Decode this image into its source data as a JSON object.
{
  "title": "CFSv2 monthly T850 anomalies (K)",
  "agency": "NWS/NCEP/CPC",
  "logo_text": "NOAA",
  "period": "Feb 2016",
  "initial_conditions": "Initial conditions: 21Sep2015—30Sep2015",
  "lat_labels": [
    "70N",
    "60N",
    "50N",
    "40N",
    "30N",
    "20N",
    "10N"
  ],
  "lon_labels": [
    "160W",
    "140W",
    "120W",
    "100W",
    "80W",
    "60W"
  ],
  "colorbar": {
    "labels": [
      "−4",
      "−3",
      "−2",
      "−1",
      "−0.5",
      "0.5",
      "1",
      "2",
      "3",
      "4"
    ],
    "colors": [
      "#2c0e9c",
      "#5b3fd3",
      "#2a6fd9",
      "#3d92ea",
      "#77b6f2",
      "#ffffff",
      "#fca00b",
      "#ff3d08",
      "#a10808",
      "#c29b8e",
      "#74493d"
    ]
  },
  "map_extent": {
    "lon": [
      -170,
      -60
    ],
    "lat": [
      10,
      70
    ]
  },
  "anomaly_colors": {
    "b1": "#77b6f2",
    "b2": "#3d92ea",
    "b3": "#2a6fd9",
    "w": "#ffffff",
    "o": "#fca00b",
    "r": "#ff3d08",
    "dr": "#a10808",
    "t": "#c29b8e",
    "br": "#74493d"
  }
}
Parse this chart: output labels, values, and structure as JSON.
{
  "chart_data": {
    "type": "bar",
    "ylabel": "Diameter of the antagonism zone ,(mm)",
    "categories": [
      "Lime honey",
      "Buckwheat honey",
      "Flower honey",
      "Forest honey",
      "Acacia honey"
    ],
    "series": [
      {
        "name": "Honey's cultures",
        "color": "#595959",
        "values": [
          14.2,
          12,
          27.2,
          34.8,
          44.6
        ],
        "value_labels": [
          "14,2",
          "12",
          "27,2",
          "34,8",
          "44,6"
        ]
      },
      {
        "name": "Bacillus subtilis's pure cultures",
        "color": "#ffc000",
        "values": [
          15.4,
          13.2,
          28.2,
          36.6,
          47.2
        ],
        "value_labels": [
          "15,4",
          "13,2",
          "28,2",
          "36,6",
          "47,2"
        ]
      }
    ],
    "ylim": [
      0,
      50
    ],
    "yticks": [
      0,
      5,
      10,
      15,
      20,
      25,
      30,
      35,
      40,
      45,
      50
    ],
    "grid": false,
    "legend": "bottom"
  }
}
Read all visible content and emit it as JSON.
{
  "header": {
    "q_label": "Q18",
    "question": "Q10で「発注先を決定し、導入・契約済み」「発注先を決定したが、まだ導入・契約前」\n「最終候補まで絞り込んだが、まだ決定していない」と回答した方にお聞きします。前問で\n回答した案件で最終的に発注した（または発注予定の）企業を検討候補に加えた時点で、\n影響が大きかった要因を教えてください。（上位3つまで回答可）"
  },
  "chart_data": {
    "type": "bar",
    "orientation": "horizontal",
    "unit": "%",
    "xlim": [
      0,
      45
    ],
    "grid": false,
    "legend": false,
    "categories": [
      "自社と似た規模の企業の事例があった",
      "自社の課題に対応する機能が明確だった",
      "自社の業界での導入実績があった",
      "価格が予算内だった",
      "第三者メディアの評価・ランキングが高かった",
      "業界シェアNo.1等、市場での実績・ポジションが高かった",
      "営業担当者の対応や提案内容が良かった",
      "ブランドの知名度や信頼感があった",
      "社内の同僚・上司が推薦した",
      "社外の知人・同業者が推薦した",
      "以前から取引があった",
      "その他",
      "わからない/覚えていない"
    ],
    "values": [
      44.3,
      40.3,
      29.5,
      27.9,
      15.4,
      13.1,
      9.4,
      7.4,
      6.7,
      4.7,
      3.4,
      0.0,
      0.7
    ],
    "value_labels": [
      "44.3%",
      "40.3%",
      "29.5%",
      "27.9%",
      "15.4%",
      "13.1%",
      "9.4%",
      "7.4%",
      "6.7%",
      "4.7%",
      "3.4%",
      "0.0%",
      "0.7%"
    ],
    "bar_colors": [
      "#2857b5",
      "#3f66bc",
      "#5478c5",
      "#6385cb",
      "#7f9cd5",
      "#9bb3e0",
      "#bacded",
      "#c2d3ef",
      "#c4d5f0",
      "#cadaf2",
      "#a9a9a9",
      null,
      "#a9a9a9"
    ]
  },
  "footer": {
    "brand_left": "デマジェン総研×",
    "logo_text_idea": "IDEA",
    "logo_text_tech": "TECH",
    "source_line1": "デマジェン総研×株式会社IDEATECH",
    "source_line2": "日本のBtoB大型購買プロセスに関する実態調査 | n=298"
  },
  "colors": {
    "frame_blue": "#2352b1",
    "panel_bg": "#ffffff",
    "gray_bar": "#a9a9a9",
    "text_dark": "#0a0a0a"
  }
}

---

Write out each line of the data that holds the string "values".

The completed task:
Parse this chart: output labels, values, and structure as JSON.
        "values": [
        "values": [
    "values": [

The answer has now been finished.